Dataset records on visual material
━━━━━━━━━━━━━━━━━━━━

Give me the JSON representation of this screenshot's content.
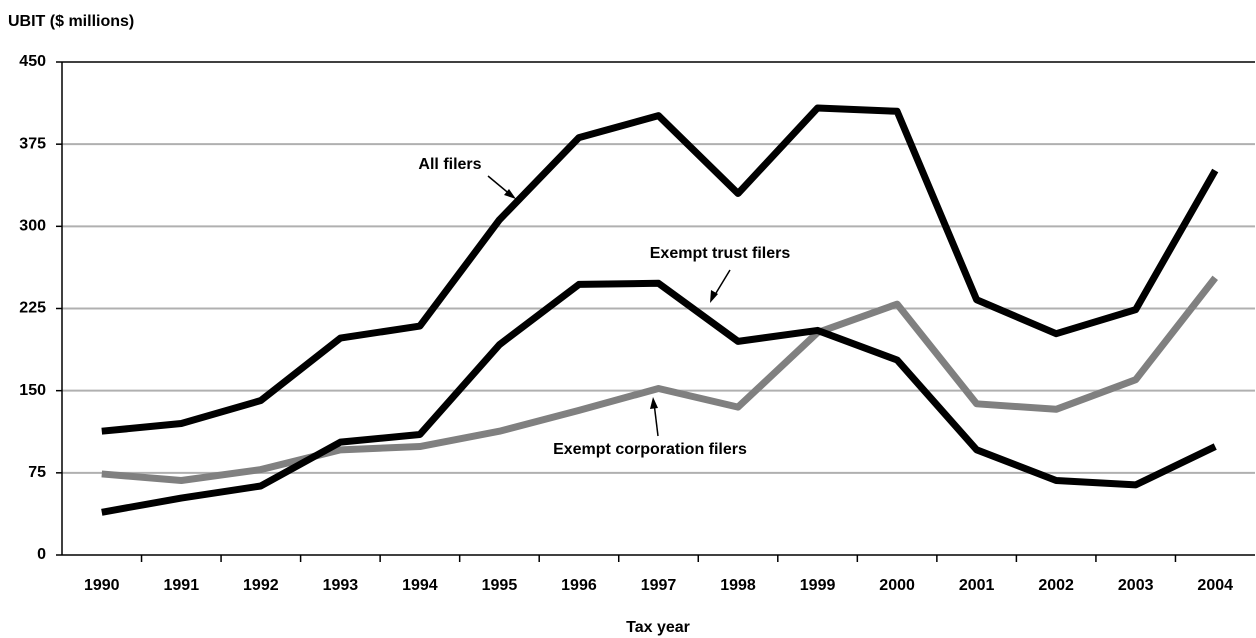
{
  "chart_data": {
    "type": "line",
    "y_label": "UBIT ($ millions)",
    "x_label": "Tax year",
    "categories": [
      "1990",
      "1991",
      "1992",
      "1993",
      "1994",
      "1995",
      "1996",
      "1997",
      "1998",
      "1999",
      "2000",
      "2001",
      "2002",
      "2003",
      "2004"
    ],
    "series": [
      {
        "name": "All filers",
        "color": "#000000",
        "values": [
          113,
          120,
          141,
          198,
          209,
          306,
          381,
          401,
          330,
          408,
          405,
          233,
          202,
          224,
          351
        ]
      },
      {
        "name": "Exempt trust filers",
        "color": "#000000",
        "values": [
          39,
          52,
          63,
          103,
          110,
          192,
          247,
          248,
          195,
          205,
          178,
          96,
          68,
          64,
          99
        ]
      },
      {
        "name": "Exempt corporation filers",
        "color": "#808080",
        "values": [
          74,
          68,
          78,
          96,
          99,
          113,
          132,
          152,
          135,
          203,
          229,
          138,
          133,
          160,
          253
        ]
      }
    ],
    "ylim": [
      0,
      450
    ],
    "yticks": [
      0,
      75,
      150,
      225,
      300,
      375,
      450
    ],
    "grid": true
  }
}
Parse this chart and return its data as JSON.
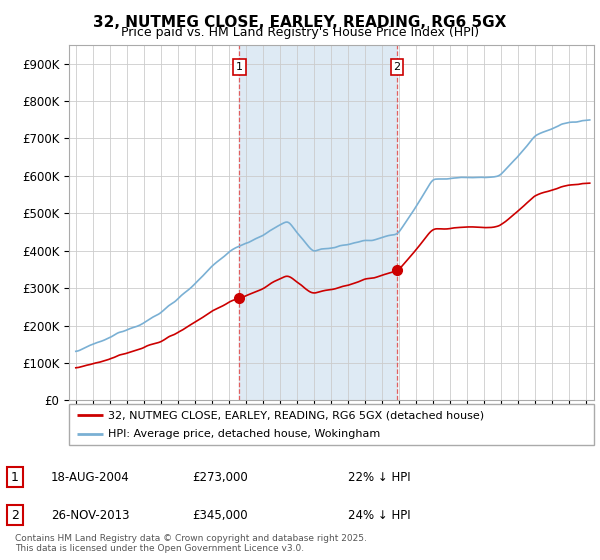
{
  "title": "32, NUTMEG CLOSE, EARLEY, READING, RG6 5GX",
  "subtitle": "Price paid vs. HM Land Registry's House Price Index (HPI)",
  "background_color": "#ffffff",
  "plot_bg_color": "#ffffff",
  "grid_color": "#cccccc",
  "red_line_color": "#cc0000",
  "blue_line_color": "#7ab0d4",
  "shade_color": "#deeaf4",
  "sale1_date": "18-AUG-2004",
  "sale1_price": 273000,
  "sale1_hpi": "22% ↓ HPI",
  "sale1_label": "1",
  "sale2_date": "26-NOV-2013",
  "sale2_price": 345000,
  "sale2_hpi": "24% ↓ HPI",
  "sale2_label": "2",
  "legend1": "32, NUTMEG CLOSE, EARLEY, READING, RG6 5GX (detached house)",
  "legend2": "HPI: Average price, detached house, Wokingham",
  "footer": "Contains HM Land Registry data © Crown copyright and database right 2025.\nThis data is licensed under the Open Government Licence v3.0.",
  "ylim": [
    0,
    950000
  ],
  "yticks": [
    0,
    100000,
    200000,
    300000,
    400000,
    500000,
    600000,
    700000,
    800000,
    900000
  ],
  "sale1_x": 2004.63,
  "sale2_x": 2013.9,
  "vline_color": "#e06060",
  "vline_style": "--",
  "title_fontsize": 11,
  "subtitle_fontsize": 9
}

━━━━━━━━━━━━━━━━━━━━

_Set exercise_.
Leave out the pictures and give the rest of the records again exactly.

_Answer_.
Give me the JSON representation of this screenshot's content.
{
  "chart_data": {
    "type": "line",
    "y_label": "UBIT ($ millions)",
    "x_label": "Tax year",
    "categories": [
      "1990",
      "1991",
      "1992",
      "1993",
      "1994",
      "1995",
      "1996",
      "1997",
      "1998",
      "1999",
      "2000",
      "2001",
      "2002",
      "2003",
      "2004"
    ],
    "series": [
      {
        "name": "All filers",
        "color": "#000000",
        "values": [
          113,
          120,
          141,
          198,
          209,
          306,
          381,
          401,
          330,
          408,
          405,
          233,
          202,
          224,
          351
        ]
      },
      {
        "name": "Exempt trust filers",
        "color": "#000000",
        "values": [
          39,
          52,
          63,
          103,
          110,
          192,
          247,
          248,
          195,
          205,
          178,
          96,
          68,
          64,
          99
        ]
      },
      {
        "name": "Exempt corporation filers",
        "color": "#808080",
        "values": [
          74,
          68,
          78,
          96,
          99,
          113,
          132,
          152,
          135,
          203,
          229,
          138,
          133,
          160,
          253
        ]
      }
    ],
    "ylim": [
      0,
      450
    ],
    "yticks": [
      0,
      75,
      150,
      225,
      300,
      375,
      450
    ],
    "grid": true
  }
}
Parse this chart and return its data as JSON.
{
  "title": "32, NUTMEG CLOSE, EARLEY, READING, RG6 5GX",
  "subtitle": "Price paid vs. HM Land Registry's House Price Index (HPI)",
  "background_color": "#ffffff",
  "plot_bg_color": "#ffffff",
  "grid_color": "#cccccc",
  "red_line_color": "#cc0000",
  "blue_line_color": "#7ab0d4",
  "shade_color": "#deeaf4",
  "sale1_date": "18-AUG-2004",
  "sale1_price": 273000,
  "sale1_hpi": "22% ↓ HPI",
  "sale1_label": "1",
  "sale2_date": "26-NOV-2013",
  "sale2_price": 345000,
  "sale2_hpi": "24% ↓ HPI",
  "sale2_label": "2",
  "legend1": "32, NUTMEG CLOSE, EARLEY, READING, RG6 5GX (detached house)",
  "legend2": "HPI: Average price, detached house, Wokingham",
  "footer": "Contains HM Land Registry data © Crown copyright and database right 2025.\nThis data is licensed under the Open Government Licence v3.0.",
  "ylim": [
    0,
    950000
  ],
  "yticks": [
    0,
    100000,
    200000,
    300000,
    400000,
    500000,
    600000,
    700000,
    800000,
    900000
  ],
  "sale1_x": 2004.63,
  "sale2_x": 2013.9,
  "vline_color": "#e06060",
  "vline_style": "--",
  "title_fontsize": 11,
  "subtitle_fontsize": 9
}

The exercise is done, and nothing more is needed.